Scan the lines below for the string "icon" and copy every one that has it.

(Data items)
* * * * *
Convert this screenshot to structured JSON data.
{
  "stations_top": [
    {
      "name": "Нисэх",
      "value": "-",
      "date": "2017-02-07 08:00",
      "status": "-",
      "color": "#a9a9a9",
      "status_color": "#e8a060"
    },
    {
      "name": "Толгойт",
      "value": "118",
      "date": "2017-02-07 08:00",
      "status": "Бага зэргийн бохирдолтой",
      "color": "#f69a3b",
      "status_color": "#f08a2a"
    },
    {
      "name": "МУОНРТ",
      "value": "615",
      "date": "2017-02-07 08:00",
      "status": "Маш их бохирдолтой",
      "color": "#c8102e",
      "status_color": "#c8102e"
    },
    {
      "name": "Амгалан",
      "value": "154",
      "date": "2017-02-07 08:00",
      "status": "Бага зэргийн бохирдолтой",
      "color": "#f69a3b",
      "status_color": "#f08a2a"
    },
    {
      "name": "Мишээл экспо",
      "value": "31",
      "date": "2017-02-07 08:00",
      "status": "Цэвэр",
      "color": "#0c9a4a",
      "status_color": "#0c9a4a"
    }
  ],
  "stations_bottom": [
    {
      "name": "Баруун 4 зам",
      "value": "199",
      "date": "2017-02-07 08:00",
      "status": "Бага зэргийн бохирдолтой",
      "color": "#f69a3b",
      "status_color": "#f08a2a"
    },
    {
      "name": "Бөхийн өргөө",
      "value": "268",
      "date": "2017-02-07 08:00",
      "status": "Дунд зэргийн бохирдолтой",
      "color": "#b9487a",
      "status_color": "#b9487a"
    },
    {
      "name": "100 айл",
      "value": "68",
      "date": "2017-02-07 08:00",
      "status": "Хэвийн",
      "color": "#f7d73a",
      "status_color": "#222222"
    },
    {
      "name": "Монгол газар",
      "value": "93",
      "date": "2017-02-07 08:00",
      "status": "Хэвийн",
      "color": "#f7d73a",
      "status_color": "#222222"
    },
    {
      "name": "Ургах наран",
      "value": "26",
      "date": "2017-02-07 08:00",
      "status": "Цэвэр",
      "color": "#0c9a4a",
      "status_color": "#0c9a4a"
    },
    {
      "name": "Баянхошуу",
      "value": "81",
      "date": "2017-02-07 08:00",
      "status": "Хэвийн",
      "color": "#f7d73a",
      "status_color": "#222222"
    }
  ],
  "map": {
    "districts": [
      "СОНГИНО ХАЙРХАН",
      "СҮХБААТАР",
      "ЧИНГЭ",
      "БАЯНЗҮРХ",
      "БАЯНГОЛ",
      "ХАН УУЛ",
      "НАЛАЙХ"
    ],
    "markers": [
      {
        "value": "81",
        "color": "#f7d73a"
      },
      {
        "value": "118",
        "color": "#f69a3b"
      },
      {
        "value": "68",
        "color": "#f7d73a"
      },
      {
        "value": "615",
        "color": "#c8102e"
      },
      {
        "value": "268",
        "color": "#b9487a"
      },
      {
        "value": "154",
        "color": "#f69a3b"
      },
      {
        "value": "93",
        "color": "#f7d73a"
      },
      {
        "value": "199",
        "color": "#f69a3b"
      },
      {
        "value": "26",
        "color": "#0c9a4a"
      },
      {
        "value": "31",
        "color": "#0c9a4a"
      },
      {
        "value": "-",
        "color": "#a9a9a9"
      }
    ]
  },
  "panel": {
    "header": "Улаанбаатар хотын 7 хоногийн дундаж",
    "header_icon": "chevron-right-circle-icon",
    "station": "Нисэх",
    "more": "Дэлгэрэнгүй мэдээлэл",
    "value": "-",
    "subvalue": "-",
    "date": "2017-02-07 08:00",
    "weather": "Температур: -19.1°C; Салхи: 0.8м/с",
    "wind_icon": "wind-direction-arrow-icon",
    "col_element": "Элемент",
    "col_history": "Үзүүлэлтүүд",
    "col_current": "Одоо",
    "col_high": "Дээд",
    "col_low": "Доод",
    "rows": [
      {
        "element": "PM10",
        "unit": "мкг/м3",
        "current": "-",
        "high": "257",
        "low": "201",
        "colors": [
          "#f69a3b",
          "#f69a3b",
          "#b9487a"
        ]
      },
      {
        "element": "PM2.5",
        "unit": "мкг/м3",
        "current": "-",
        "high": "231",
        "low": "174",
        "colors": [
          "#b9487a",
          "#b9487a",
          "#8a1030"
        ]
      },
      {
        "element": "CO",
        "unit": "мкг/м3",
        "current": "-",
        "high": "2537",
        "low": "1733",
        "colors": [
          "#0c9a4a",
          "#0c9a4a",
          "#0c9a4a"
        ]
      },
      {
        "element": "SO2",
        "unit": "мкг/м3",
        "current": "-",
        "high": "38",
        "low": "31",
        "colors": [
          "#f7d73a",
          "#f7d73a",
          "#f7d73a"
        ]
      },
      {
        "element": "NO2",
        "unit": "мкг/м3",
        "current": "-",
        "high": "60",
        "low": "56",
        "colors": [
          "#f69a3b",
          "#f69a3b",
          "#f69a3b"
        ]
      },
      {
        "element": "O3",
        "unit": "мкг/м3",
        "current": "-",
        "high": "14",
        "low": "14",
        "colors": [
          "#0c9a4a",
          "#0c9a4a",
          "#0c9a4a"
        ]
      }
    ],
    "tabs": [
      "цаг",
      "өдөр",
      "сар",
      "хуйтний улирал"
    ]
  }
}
* * * * *
Reply.
    "header_icon": "chevron-right-circle-icon",
    "wind_icon": "wind-direction-arrow-icon",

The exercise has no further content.